SET EXERCISE ▸ Search the listing below for the string "name" and copy every line where it occurs.

DATA PROVIDED ▸
================================
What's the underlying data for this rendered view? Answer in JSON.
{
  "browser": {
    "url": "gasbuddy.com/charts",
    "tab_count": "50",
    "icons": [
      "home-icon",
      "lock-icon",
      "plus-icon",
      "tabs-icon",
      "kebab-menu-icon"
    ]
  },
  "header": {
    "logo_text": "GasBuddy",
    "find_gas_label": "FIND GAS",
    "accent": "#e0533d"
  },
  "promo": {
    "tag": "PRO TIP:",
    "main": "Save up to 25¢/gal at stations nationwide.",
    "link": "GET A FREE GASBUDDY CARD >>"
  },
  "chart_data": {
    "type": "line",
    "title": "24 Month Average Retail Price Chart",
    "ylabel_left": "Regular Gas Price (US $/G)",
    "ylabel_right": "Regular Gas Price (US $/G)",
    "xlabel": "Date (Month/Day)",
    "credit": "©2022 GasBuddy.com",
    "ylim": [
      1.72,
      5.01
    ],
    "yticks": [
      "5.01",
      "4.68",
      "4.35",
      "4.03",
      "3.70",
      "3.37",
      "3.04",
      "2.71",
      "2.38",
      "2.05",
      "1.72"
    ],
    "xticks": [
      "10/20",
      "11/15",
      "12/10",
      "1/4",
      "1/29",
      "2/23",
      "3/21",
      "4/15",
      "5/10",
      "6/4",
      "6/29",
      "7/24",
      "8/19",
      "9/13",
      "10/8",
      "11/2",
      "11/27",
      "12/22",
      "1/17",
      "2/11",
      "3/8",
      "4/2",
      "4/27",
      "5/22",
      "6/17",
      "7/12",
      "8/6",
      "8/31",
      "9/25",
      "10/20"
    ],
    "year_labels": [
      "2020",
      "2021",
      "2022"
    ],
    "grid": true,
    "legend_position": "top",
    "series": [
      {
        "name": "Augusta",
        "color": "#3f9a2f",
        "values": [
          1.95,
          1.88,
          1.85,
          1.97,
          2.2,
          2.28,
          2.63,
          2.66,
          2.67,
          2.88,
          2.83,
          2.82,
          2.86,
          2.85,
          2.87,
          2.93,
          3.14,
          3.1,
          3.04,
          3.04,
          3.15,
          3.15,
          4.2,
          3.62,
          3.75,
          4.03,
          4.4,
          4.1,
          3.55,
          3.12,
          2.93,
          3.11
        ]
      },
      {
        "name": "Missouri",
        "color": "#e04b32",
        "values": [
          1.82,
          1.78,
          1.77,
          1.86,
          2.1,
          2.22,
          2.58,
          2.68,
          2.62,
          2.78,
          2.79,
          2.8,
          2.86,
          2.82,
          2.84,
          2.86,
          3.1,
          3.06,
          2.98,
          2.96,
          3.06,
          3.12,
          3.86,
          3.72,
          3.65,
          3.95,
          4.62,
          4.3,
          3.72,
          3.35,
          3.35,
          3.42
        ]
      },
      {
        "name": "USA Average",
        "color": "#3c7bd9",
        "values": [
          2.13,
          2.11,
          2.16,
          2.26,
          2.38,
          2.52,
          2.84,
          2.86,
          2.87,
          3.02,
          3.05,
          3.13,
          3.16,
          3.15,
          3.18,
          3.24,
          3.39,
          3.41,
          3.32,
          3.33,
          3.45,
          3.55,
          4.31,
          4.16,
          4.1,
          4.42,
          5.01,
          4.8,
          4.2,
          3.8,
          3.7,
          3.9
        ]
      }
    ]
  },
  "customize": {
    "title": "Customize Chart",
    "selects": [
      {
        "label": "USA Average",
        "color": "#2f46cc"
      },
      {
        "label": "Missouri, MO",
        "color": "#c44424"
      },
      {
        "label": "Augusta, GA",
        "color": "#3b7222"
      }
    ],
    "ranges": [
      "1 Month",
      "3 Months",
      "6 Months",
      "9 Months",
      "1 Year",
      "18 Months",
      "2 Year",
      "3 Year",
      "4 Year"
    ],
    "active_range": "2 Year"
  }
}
================================
THE OUTPUT ▸
        "name": "Augusta",
        "name": "Missouri",
        "name": "USA Average",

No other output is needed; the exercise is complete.